WHAT THE TASK REQUIRES ->
Go through the listing and copy each line with the string "Eintrittsgeschwindigkeit".

EXTRACTED RECORDS ->
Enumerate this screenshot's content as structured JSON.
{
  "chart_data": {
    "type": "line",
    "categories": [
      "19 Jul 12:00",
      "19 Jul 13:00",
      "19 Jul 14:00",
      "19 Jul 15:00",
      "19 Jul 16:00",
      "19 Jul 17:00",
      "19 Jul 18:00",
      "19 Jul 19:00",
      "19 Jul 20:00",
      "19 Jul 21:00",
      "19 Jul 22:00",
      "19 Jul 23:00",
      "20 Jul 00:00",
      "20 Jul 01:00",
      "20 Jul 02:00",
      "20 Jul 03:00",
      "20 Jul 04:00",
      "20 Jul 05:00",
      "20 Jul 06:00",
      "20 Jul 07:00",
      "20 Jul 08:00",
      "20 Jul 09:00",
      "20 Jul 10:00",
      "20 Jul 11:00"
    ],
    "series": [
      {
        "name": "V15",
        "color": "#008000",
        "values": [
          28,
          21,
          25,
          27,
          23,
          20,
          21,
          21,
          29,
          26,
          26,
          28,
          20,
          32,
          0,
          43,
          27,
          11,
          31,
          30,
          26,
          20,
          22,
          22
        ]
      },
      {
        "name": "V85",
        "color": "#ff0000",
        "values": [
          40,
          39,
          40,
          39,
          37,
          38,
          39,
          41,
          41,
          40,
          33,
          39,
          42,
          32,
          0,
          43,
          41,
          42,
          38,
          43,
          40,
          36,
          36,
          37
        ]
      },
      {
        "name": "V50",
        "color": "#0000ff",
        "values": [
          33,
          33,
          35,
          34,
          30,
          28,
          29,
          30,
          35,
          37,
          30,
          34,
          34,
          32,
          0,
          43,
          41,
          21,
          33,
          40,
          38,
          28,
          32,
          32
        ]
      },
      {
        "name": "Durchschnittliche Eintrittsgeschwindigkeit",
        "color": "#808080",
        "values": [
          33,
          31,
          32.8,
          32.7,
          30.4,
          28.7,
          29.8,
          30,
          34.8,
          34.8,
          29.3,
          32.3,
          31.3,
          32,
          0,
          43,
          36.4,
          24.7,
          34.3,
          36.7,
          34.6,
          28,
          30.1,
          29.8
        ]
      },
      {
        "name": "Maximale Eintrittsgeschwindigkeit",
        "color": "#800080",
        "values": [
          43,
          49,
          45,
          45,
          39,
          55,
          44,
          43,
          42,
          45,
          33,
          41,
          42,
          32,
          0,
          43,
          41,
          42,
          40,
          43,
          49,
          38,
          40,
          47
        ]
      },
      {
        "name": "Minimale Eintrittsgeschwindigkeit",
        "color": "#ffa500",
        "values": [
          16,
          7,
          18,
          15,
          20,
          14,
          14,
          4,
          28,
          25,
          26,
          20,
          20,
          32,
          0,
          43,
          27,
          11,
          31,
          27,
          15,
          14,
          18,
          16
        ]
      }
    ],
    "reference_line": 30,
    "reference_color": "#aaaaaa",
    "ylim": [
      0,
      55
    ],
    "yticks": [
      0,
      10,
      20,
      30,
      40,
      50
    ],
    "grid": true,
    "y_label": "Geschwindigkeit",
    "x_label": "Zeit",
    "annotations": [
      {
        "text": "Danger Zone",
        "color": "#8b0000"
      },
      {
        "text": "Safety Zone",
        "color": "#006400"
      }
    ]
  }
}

THE COMPLETED TASK ->
        "name": "Durchschnittliche Eintrittsgeschwindigkeit",
        "name": "Maximale Eintrittsgeschwindigkeit",
        "name": "Minimale Eintrittsgeschwindigkeit",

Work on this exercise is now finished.